> [Data for the task]

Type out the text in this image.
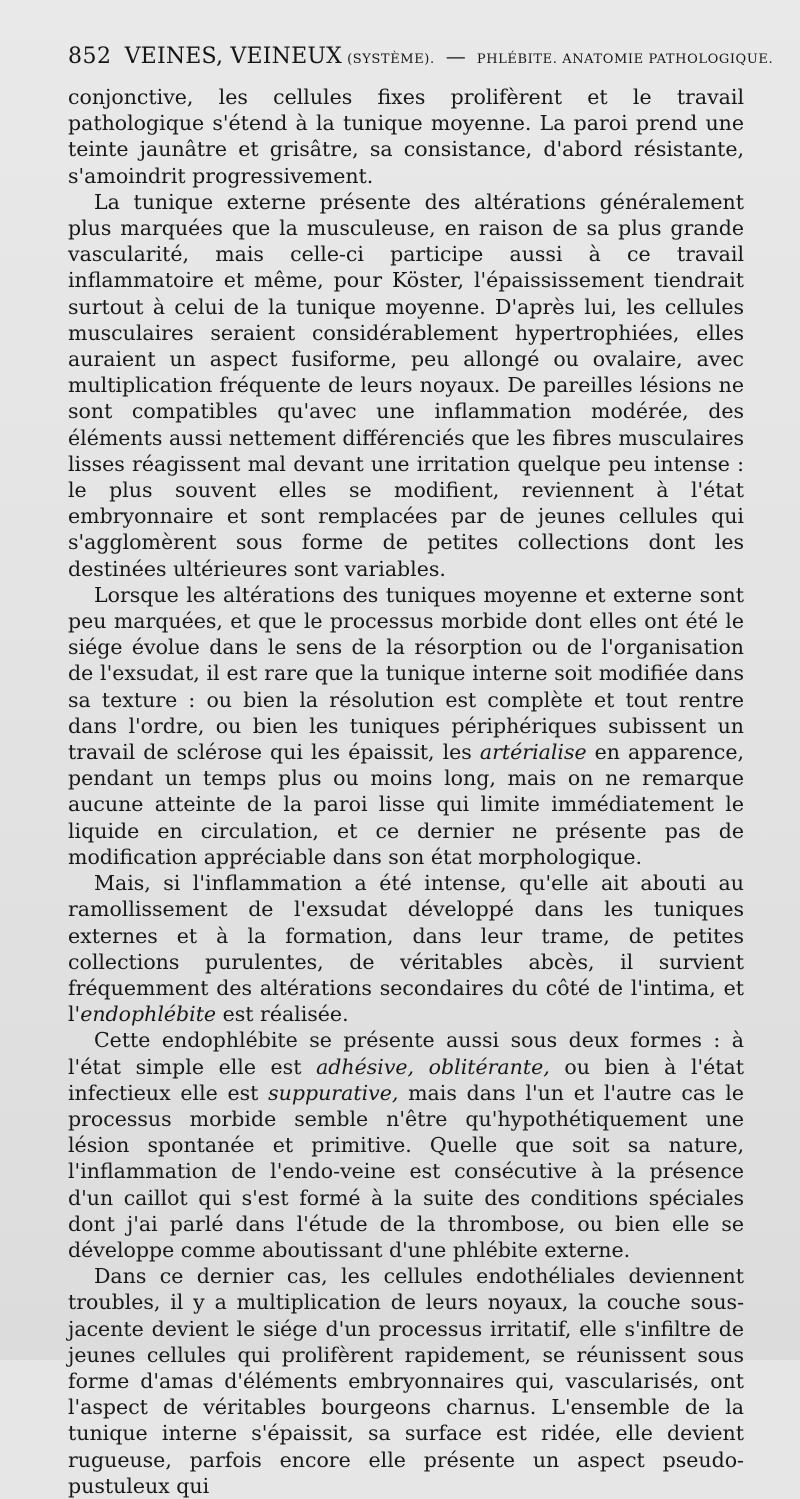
852 VEINES, VEINEUX (SYSTÈME). — PHLÉBITE. ANATOMIE PATHOLOGIQUE.

conjonctive, les cellules fixes prolifèrent et le travail pathologique s'étend à la tunique moyenne. La paroi prend une teinte jaunâtre et grisâtre, sa consistance, d'abord résistante, s'amoindrit progressivement.

La tunique externe présente des altérations généralement plus marquées que la musculeuse, en raison de sa plus grande vascularité, mais celle-ci participe aussi à ce travail inflammatoire et même, pour Köster, l'épaississement tiendrait surtout à celui de la tunique moyenne. D'après lui, les cellules musculaires seraient considérablement hypertrophiées, elles auraient un aspect fusiforme, peu allongé ou ovalaire, avec multiplication fréquente de leurs noyaux. De pareilles lésions ne sont compatibles qu'avec une inflammation modérée, des éléments aussi nettement différenciés que les fibres musculaires lisses réagissent mal devant une irritation quelque peu intense : le plus souvent elles se modifient, reviennent à l'état embryonnaire et sont remplacées par de jeunes cellules qui s'agglomèrent sous forme de petites collections dont les destinées ultérieures sont variables.

Lorsque les altérations des tuniques moyenne et externe sont peu marquées, et que le processus morbide dont elles ont été le siége évolue dans le sens de la résorption ou de l'organisation de l'exsudat, il est rare que la tunique interne soit modifiée dans sa texture : ou bien la résolution est complète et tout rentre dans l'ordre, ou bien les tuniques périphériques subissent un travail de sclérose qui les épaissit, les artérialise en apparence, pendant un temps plus ou moins long, mais on ne remarque aucune atteinte de la paroi lisse qui limite immédiatement le liquide en circulation, et ce dernier ne présente pas de modification appréciable dans son état morphologique.

Mais, si l'inflammation a été intense, qu'elle ait abouti au ramollissement de l'exsudat développé dans les tuniques externes et à la formation, dans leur trame, de petites collections purulentes, de véritables abcès, il survient fréquemment des altérations secondaires du côté de l'intima, et l'endophlébite est réalisée.

Cette endophlébite se présente aussi sous deux formes : à l'état simple elle est adhésive, oblitérante, ou bien à l'état infectieux elle est suppurative, mais dans l'un et l'autre cas le processus morbide semble n'être qu'hypothétiquement une lésion spontanée et primitive. Quelle que soit sa nature, l'inflammation de l'endo-veine est consécutive à la présence d'un caillot qui s'est formé à la suite des conditions spéciales dont j'ai parlé dans l'étude de la thrombose, ou bien elle se développe comme aboutissant d'une phlébite externe.

Dans ce dernier cas, les cellules endothéliales deviennent troubles, il y a multiplication de leurs noyaux, la couche sous-jacente devient le siége d'un processus irritatif, elle s'infiltre de jeunes cellules qui prolifèrent rapidement, se réunissent sous forme d'amas d'éléments embryonnaires qui, vascularisés, ont l'aspect de véritables bourgeons charnus. L'ensemble de la tunique interne s'épaissit, sa surface est ridée, elle devient rugueuse, parfois encore elle présente un aspect pseudo-pustuleux qui
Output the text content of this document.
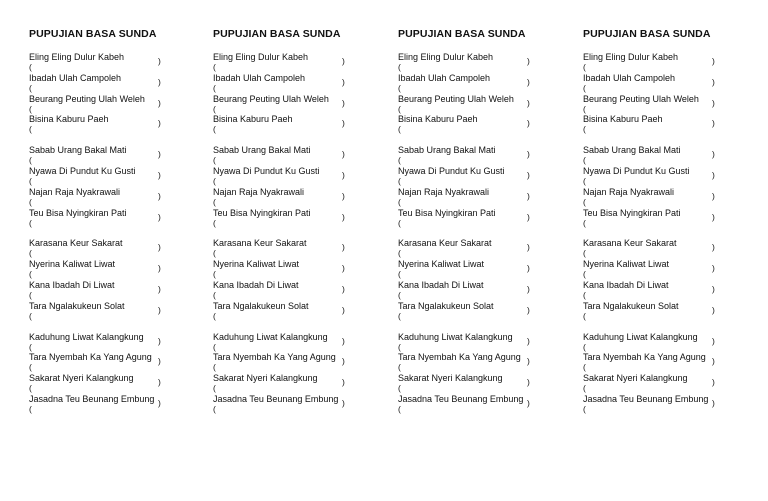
PUPUJIAN BASA SUNDA
Eling Eling Dulur Kabeh
(
)
Ibadah Ulah Campoleh
(
)
Beurang Peuting Ulah Weleh
(
)
Bisina Kaburu Paeh
(
)
Sabab Urang Bakal Mati
(
)
Nyawa Di Pundut Ku Gusti
(
)
Najan Raja Nyakrawali
(
)
Teu Bisa Nyingkiran Pati
(
)
Karasana Keur Sakarat
(
)
Nyerina Kaliwat Liwat
(
)
Kana Ibadah Di Liwat
(
)
Tara Ngalakukeun Solat
(
)
Kaduhung Liwat Kalangkung
(
)
Tara Nyembah Ka Yang Agung
(
)
Sakarat Nyeri Kalangkung
(
)
Jasadna Teu Beunang Embung
(
)
PUPUJIAN BASA SUNDA
Eling Eling Dulur Kabeh
(
)
Ibadah Ulah Campoleh
(
)
Beurang Peuting Ulah Weleh
(
)
Bisina Kaburu Paeh
(
)
Sabab Urang Bakal Mati
(
)
Nyawa Di Pundut Ku Gusti
(
)
Najan Raja Nyakrawali
(
)
Teu Bisa Nyingkiran Pati
(
)
Karasana Keur Sakarat
(
)
Nyerina Kaliwat Liwat
(
)
Kana Ibadah Di Liwat
(
)
Tara Ngalakukeun Solat
(
)
Kaduhung Liwat Kalangkung
(
)
Tara Nyembah Ka Yang Agung
(
)
Sakarat Nyeri Kalangkung
(
)
Jasadna Teu Beunang Embung
(
)
PUPUJIAN BASA SUNDA
Eling Eling Dulur Kabeh
(
)
Ibadah Ulah Campoleh
(
)
Beurang Peuting Ulah Weleh
(
)
Bisina Kaburu Paeh
(
)
Sabab Urang Bakal Mati
(
)
Nyawa Di Pundut Ku Gusti
(
)
Najan Raja Nyakrawali
(
)
Teu Bisa Nyingkiran Pati
(
)
Karasana Keur Sakarat
(
)
Nyerina Kaliwat Liwat
(
)
Kana Ibadah Di Liwat
(
)
Tara Ngalakukeun Solat
(
)
Kaduhung Liwat Kalangkung
(
)
Tara Nyembah Ka Yang Agung
(
)
Sakarat Nyeri Kalangkung
(
)
Jasadna Teu Beunang Embung
(
)
PUPUJIAN BASA SUNDA
Eling Eling Dulur Kabeh
(
)
Ibadah Ulah Campoleh
(
)
Beurang Peuting Ulah Weleh
(
)
Bisina Kaburu Paeh
(
)
Sabab Urang Bakal Mati
(
)
Nyawa Di Pundut Ku Gusti
(
)
Najan Raja Nyakrawali
(
)
Teu Bisa Nyingkiran Pati
(
)
Karasana Keur Sakarat
(
)
Nyerina Kaliwat Liwat
(
)
Kana Ibadah Di Liwat
(
)
Tara Ngalakukeun Solat
(
)
Kaduhung Liwat Kalangkung
(
)
Tara Nyembah Ka Yang Agung
(
)
Sakarat Nyeri Kalangkung
(
)
Jasadna Teu Beunang Embung
(
)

> [Objective]
Every record above should be written out again without change, except that the pictures are left out.

> [Answer for the task]
Type out the text in this image.
852 VEINES, VEINEUX (SYSTÈME). — PHLÉBITE. ANATOMIE PATHOLOGIQUE.

conjonctive, les cellules fixes prolifèrent et le travail pathologique s'étend à la tunique moyenne. La paroi prend une teinte jaunâtre et grisâtre, sa consistance, d'abord résistante, s'amoindrit progressivement.

La tunique externe présente des altérations généralement plus marquées que la musculeuse, en raison de sa plus grande vascularité, mais celle-ci participe aussi à ce travail inflammatoire et même, pour Köster, l'épaississement tiendrait surtout à celui de la tunique moyenne. D'après lui, les cellules musculaires seraient considérablement hypertrophiées, elles auraient un aspect fusiforme, peu allongé ou ovalaire, avec multiplication fréquente de leurs noyaux. De pareilles lésions ne sont compatibles qu'avec une inflammation modérée, des éléments aussi nettement différenciés que les fibres musculaires lisses réagissent mal devant une irritation quelque peu intense : le plus souvent elles se modifient, reviennent à l'état embryonnaire et sont remplacées par de jeunes cellules qui s'agglomèrent sous forme de petites collections dont les destinées ultérieures sont variables.

Lorsque les altérations des tuniques moyenne et externe sont peu marquées, et que le processus morbide dont elles ont été le siége évolue dans le sens de la résorption ou de l'organisation de l'exsudat, il est rare que la tunique interne soit modifiée dans sa texture : ou bien la résolution est complète et tout rentre dans l'ordre, ou bien les tuniques périphériques subissent un travail de sclérose qui les épaissit, les artérialise en apparence, pendant un temps plus ou moins long, mais on ne remarque aucune atteinte de la paroi lisse qui limite immédiatement le liquide en circulation, et ce dernier ne présente pas de modification appréciable dans son état morphologique.

Mais, si l'inflammation a été intense, qu'elle ait abouti au ramollissement de l'exsudat développé dans les tuniques externes et à la formation, dans leur trame, de petites collections purulentes, de véritables abcès, il survient fréquemment des altérations secondaires du côté de l'intima, et l'endophlébite est réalisée.

Cette endophlébite se présente aussi sous deux formes : à l'état simple elle est adhésive, oblitérante, ou bien à l'état infectieux elle est suppurative, mais dans l'un et l'autre cas le processus morbide semble n'être qu'hypothétiquement une lésion spontanée et primitive. Quelle que soit sa nature, l'inflammation de l'endo-veine est consécutive à la présence d'un caillot qui s'est formé à la suite des conditions spéciales dont j'ai parlé dans l'étude de la thrombose, ou bien elle se développe comme aboutissant d'une phlébite externe.

Dans ce dernier cas, les cellules endothéliales deviennent troubles, il y a multiplication de leurs noyaux, la couche sous-jacente devient le siége d'un processus irritatif, elle s'infiltre de jeunes cellules qui prolifèrent rapidement, se réunissent sous forme d'amas d'éléments embryonnaires qui, vascularisés, ont l'aspect de véritables bourgeons charnus. L'ensemble de la tunique interne s'épaissit, sa surface est ridée, elle devient rugueuse, parfois encore elle présente un aspect pseudo-pustuleux qui
Output the text content of this document.
PUPUJIAN BASA SUNDA
Eling Eling Dulur Kabeh
(
)
Ibadah Ulah Campoleh
(
)
Beurang Peuting Ulah Weleh
(
)
Bisina Kaburu Paeh
(
)
Sabab Urang Bakal Mati
(
)
Nyawa Di Pundut Ku Gusti
(
)
Najan Raja Nyakrawali
(
)
Teu Bisa Nyingkiran Pati
(
)
Karasana Keur Sakarat
(
)
Nyerina Kaliwat Liwat
(
)
Kana Ibadah Di Liwat
(
)
Tara Ngalakukeun Solat
(
)
Kaduhung Liwat Kalangkung
(
)
Tara Nyembah Ka Yang Agung
(
)
Sakarat Nyeri Kalangkung
(
)
Jasadna Teu Beunang Embung
(
)
PUPUJIAN BASA SUNDA
Eling Eling Dulur Kabeh
(
)
Ibadah Ulah Campoleh
(
)
Beurang Peuting Ulah Weleh
(
)
Bisina Kaburu Paeh
(
)
Sabab Urang Bakal Mati
(
)
Nyawa Di Pundut Ku Gusti
(
)
Najan Raja Nyakrawali
(
)
Teu Bisa Nyingkiran Pati
(
)
Karasana Keur Sakarat
(
)
Nyerina Kaliwat Liwat
(
)
Kana Ibadah Di Liwat
(
)
Tara Ngalakukeun Solat
(
)
Kaduhung Liwat Kalangkung
(
)
Tara Nyembah Ka Yang Agung
(
)
Sakarat Nyeri Kalangkung
(
)
Jasadna Teu Beunang Embung
(
)
PUPUJIAN BASA SUNDA
Eling Eling Dulur Kabeh
(
)
Ibadah Ulah Campoleh
(
)
Beurang Peuting Ulah Weleh
(
)
Bisina Kaburu Paeh
(
)
Sabab Urang Bakal Mati
(
)
Nyawa Di Pundut Ku Gusti
(
)
Najan Raja Nyakrawali
(
)
Teu Bisa Nyingkiran Pati
(
)
Karasana Keur Sakarat
(
)
Nyerina Kaliwat Liwat
(
)
Kana Ibadah Di Liwat
(
)
Tara Ngalakukeun Solat
(
)
Kaduhung Liwat Kalangkung
(
)
Tara Nyembah Ka Yang Agung
(
)
Sakarat Nyeri Kalangkung
(
)
Jasadna Teu Beunang Embung
(
)
PUPUJIAN BASA SUNDA
Eling Eling Dulur Kabeh
(
)
Ibadah Ulah Campoleh
(
)
Beurang Peuting Ulah Weleh
(
)
Bisina Kaburu Paeh
(
)
Sabab Urang Bakal Mati
(
)
Nyawa Di Pundut Ku Gusti
(
)
Najan Raja Nyakrawali
(
)
Teu Bisa Nyingkiran Pati
(
)
Karasana Keur Sakarat
(
)
Nyerina Kaliwat Liwat
(
)
Kana Ibadah Di Liwat
(
)
Tara Ngalakukeun Solat
(
)
Kaduhung Liwat Kalangkung
(
)
Tara Nyembah Ka Yang Agung
(
)
Sakarat Nyeri Kalangkung
(
)
Jasadna Teu Beunang Embung
(
)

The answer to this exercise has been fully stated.